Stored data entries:
============
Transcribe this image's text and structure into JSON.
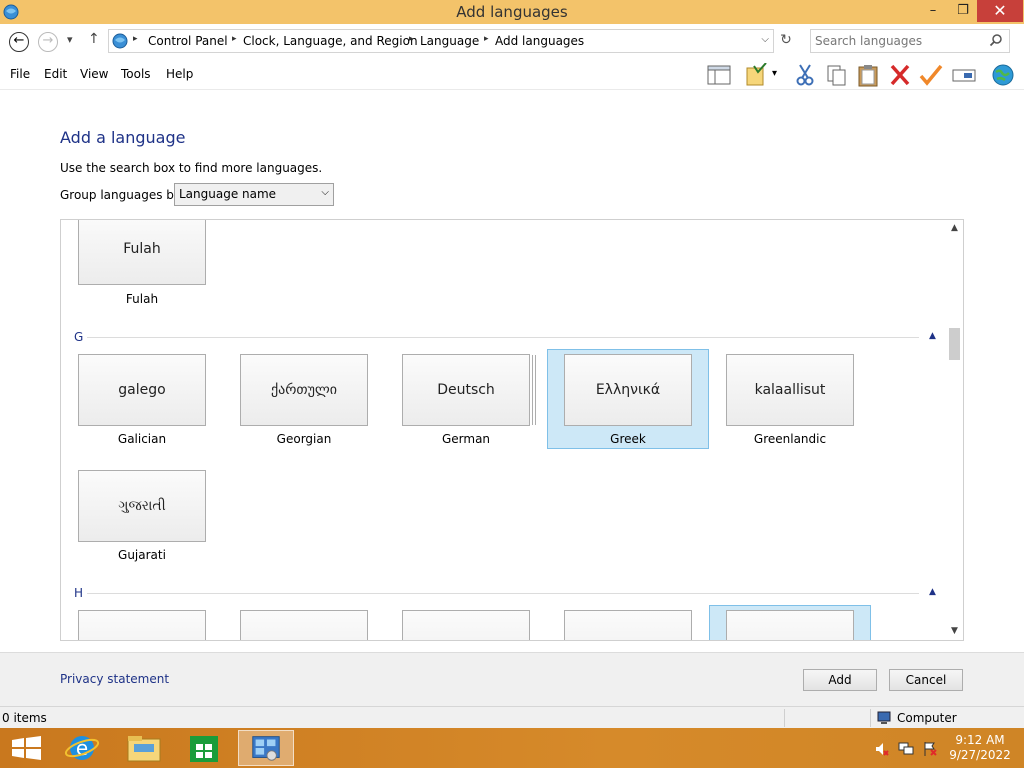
{
  "window": {
    "title": "Add languages"
  },
  "address": {
    "breadcrumbs": [
      "Control Panel",
      "Clock, Language, and Region",
      "Language",
      "Add languages"
    ],
    "search_placeholder": "Search languages"
  },
  "menu": {
    "items": [
      "File",
      "Edit",
      "View",
      "Tools",
      "Help"
    ]
  },
  "page": {
    "heading": "Add a language",
    "hint": "Use the search box to find more languages.",
    "group_by_label": "Group languages by:",
    "group_by_value": "Language name"
  },
  "sections": {
    "g_letter": "G",
    "h_letter": "H"
  },
  "languages": {
    "fulah": {
      "native": "Fulah",
      "name": "Fulah"
    },
    "galician": {
      "native": "galego",
      "name": "Galician"
    },
    "georgian": {
      "native": "ქართული",
      "name": "Georgian"
    },
    "german": {
      "native": "Deutsch",
      "name": "German"
    },
    "greek": {
      "native": "Ελληνικά",
      "name": "Greek"
    },
    "greenlandic": {
      "native": "kalaallisut",
      "name": "Greenlandic"
    },
    "gujarati": {
      "native": "ગુજરાતી",
      "name": "Gujarati"
    }
  },
  "footer": {
    "privacy": "Privacy statement",
    "add": "Add",
    "cancel": "Cancel"
  },
  "status": {
    "items": "0 items",
    "location": "Computer"
  },
  "clock": {
    "time": "9:12 AM",
    "date": "9/27/2022"
  },
  "colors": {
    "titlebar": "#f3c36a",
    "link": "#1e3287",
    "selection": "#cde8f7",
    "taskbar": "#d68a2a"
  }
}
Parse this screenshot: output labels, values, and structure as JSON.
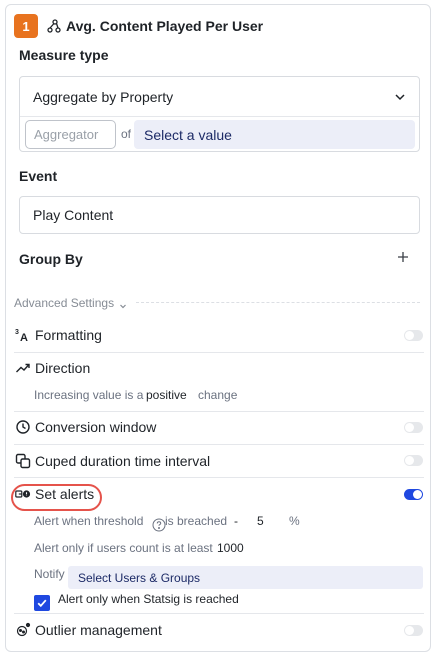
============
● What to do: Exact duplication of all the records is required; pictures are omitted from the copy.

● Answer to the task:
Transcribe this image's text and structure into JSON.
{
  "window": {
    "title": "Add languages"
  },
  "address": {
    "breadcrumbs": [
      "Control Panel",
      "Clock, Language, and Region",
      "Language",
      "Add languages"
    ],
    "search_placeholder": "Search languages"
  },
  "menu": {
    "items": [
      "File",
      "Edit",
      "View",
      "Tools",
      "Help"
    ]
  },
  "page": {
    "heading": "Add a language",
    "hint": "Use the search box to find more languages.",
    "group_by_label": "Group languages by:",
    "group_by_value": "Language name"
  },
  "sections": {
    "g_letter": "G",
    "h_letter": "H"
  },
  "languages": {
    "fulah": {
      "native": "Fulah",
      "name": "Fulah"
    },
    "galician": {
      "native": "galego",
      "name": "Galician"
    },
    "georgian": {
      "native": "ქართული",
      "name": "Georgian"
    },
    "german": {
      "native": "Deutsch",
      "name": "German"
    },
    "greek": {
      "native": "Ελληνικά",
      "name": "Greek"
    },
    "greenlandic": {
      "native": "kalaallisut",
      "name": "Greenlandic"
    },
    "gujarati": {
      "native": "ગુજરાતી",
      "name": "Gujarati"
    }
  },
  "footer": {
    "privacy": "Privacy statement",
    "add": "Add",
    "cancel": "Cancel"
  },
  "status": {
    "items": "0 items",
    "location": "Computer"
  },
  "clock": {
    "time": "9:12 AM",
    "date": "9/27/2022"
  },
  "colors": {
    "titlebar": "#f3c36a",
    "link": "#1e3287",
    "selection": "#cde8f7",
    "taskbar": "#d68a2a"
  }
}
Parse this screenshot: output labels, values, and structure as JSON.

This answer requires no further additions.